Report each line of the data that has "subtitle" somewhere in it.

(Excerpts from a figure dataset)
(begin)

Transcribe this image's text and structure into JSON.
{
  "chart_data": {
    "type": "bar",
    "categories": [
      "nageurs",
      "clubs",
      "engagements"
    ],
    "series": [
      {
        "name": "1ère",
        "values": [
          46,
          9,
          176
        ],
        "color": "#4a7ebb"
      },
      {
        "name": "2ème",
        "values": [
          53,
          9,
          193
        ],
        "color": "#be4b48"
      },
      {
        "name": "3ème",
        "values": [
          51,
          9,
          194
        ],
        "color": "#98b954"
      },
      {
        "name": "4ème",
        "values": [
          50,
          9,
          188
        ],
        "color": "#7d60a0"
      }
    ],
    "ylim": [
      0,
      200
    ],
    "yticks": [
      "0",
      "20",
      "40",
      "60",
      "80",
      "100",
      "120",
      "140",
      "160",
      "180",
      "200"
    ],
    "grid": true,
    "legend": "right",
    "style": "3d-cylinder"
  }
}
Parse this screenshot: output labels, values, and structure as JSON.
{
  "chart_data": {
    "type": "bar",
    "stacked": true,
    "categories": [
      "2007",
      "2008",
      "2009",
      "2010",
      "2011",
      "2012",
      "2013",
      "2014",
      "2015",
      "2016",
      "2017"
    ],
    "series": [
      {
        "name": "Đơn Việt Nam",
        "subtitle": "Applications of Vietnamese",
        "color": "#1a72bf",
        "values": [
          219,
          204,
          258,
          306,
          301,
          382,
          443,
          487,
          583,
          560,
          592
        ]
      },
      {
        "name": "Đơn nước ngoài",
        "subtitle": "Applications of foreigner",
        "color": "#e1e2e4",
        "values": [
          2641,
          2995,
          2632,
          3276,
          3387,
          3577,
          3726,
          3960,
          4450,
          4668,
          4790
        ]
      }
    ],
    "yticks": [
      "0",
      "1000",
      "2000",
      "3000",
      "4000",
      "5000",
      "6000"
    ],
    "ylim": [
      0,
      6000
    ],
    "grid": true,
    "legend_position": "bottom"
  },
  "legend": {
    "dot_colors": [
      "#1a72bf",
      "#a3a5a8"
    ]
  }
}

(end)

**CORRECT RESPONSE**
        "subtitle": "Applications of Vietnamese",
        "subtitle": "Applications of foreigner",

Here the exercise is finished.